- [Short exercise] Identify the lines bearing the string "this" and gather them.

**** Entries shown

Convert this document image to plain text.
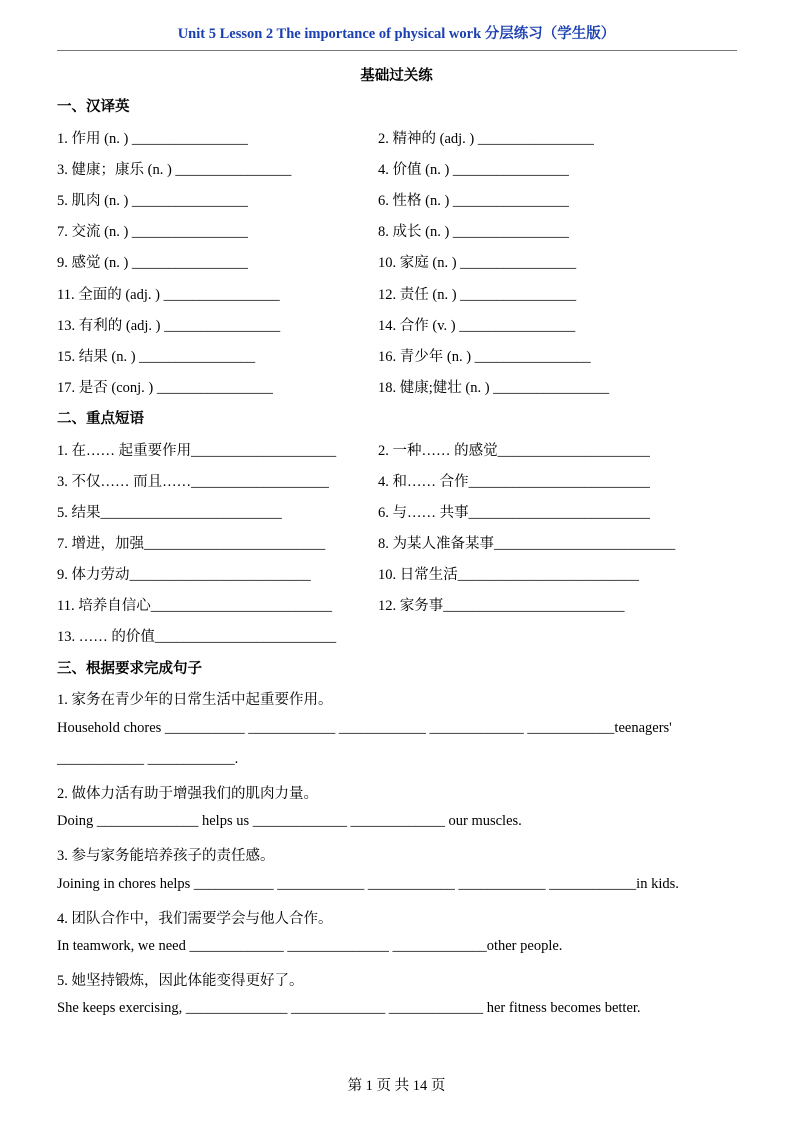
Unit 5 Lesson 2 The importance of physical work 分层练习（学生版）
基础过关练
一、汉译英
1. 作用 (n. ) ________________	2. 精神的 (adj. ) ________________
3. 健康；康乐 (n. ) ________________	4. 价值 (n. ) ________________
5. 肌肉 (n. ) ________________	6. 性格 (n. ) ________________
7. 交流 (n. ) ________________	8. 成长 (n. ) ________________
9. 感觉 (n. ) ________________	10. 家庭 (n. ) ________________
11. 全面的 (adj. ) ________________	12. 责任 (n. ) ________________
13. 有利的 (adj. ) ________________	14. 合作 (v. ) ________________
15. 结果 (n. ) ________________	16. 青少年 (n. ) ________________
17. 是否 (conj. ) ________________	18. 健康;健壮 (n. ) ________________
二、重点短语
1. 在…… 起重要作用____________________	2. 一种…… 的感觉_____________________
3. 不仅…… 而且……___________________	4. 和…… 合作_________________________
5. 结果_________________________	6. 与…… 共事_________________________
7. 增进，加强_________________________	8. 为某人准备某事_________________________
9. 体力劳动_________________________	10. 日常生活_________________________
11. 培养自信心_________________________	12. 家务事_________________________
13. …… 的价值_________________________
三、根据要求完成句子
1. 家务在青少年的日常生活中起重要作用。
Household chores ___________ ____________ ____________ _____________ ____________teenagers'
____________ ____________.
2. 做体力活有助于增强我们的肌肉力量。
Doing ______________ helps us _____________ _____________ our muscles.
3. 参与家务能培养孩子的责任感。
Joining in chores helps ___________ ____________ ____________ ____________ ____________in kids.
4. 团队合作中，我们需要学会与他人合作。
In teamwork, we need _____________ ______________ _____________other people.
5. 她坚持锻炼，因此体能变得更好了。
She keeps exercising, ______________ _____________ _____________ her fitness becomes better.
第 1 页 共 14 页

********
**** Entries shown

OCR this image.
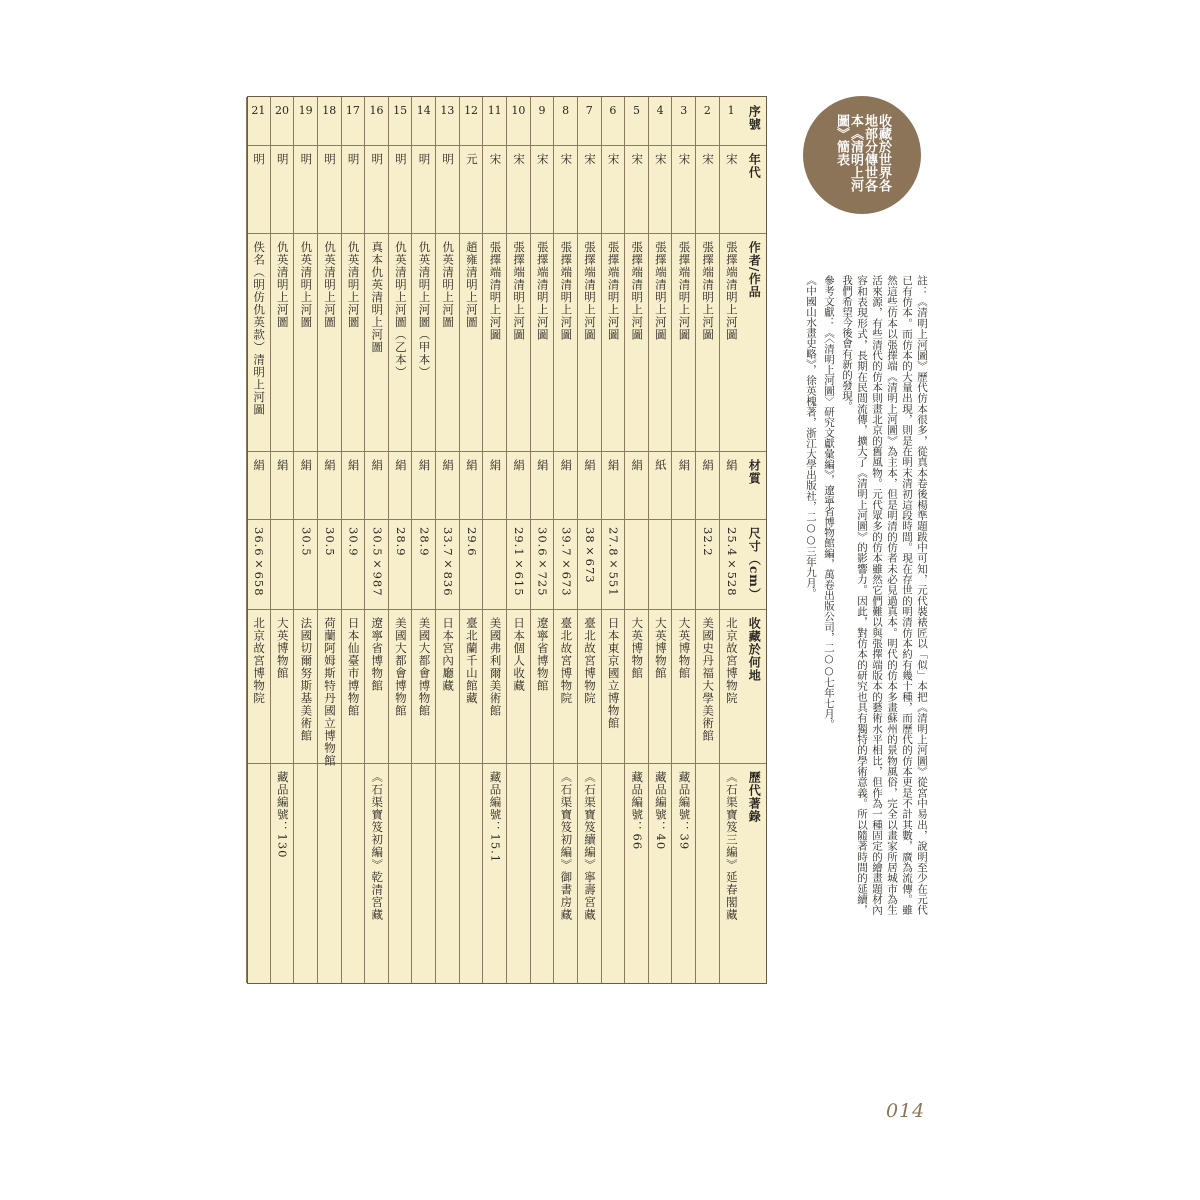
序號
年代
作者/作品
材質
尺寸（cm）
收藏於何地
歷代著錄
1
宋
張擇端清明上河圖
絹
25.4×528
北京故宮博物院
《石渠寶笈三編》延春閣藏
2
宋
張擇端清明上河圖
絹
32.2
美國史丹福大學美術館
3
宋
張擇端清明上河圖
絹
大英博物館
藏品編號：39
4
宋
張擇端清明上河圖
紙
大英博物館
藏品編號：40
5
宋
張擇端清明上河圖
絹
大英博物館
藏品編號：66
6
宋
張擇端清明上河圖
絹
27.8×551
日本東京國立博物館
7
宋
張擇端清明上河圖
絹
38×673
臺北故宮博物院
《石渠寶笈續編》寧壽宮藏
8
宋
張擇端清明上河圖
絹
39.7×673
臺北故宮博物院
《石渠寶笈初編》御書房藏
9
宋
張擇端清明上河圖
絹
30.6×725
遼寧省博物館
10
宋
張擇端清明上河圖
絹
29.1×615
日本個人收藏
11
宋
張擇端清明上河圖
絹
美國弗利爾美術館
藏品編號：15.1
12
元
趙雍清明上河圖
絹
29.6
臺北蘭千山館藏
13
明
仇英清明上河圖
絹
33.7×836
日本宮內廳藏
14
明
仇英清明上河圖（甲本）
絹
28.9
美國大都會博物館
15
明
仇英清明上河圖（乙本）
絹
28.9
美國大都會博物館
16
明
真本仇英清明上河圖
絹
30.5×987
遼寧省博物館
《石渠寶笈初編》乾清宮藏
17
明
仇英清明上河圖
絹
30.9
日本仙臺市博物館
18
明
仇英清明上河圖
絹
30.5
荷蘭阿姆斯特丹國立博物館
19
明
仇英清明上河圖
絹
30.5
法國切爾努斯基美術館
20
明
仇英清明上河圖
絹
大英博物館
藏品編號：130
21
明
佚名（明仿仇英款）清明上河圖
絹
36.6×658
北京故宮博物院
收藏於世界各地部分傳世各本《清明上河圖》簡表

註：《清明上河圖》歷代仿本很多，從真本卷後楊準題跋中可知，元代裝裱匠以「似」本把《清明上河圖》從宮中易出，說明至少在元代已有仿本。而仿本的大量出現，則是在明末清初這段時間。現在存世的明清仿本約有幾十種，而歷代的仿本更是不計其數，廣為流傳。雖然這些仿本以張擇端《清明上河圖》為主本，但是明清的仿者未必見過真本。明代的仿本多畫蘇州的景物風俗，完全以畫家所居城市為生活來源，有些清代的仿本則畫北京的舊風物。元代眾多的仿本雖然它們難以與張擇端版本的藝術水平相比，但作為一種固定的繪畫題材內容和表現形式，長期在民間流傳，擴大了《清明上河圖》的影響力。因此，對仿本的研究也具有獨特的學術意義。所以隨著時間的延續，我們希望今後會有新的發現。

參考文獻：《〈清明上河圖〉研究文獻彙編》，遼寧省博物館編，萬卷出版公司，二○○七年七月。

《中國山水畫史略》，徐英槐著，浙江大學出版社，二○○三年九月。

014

********

- [Written response]
Convert this document image to plain text.
OCR this image.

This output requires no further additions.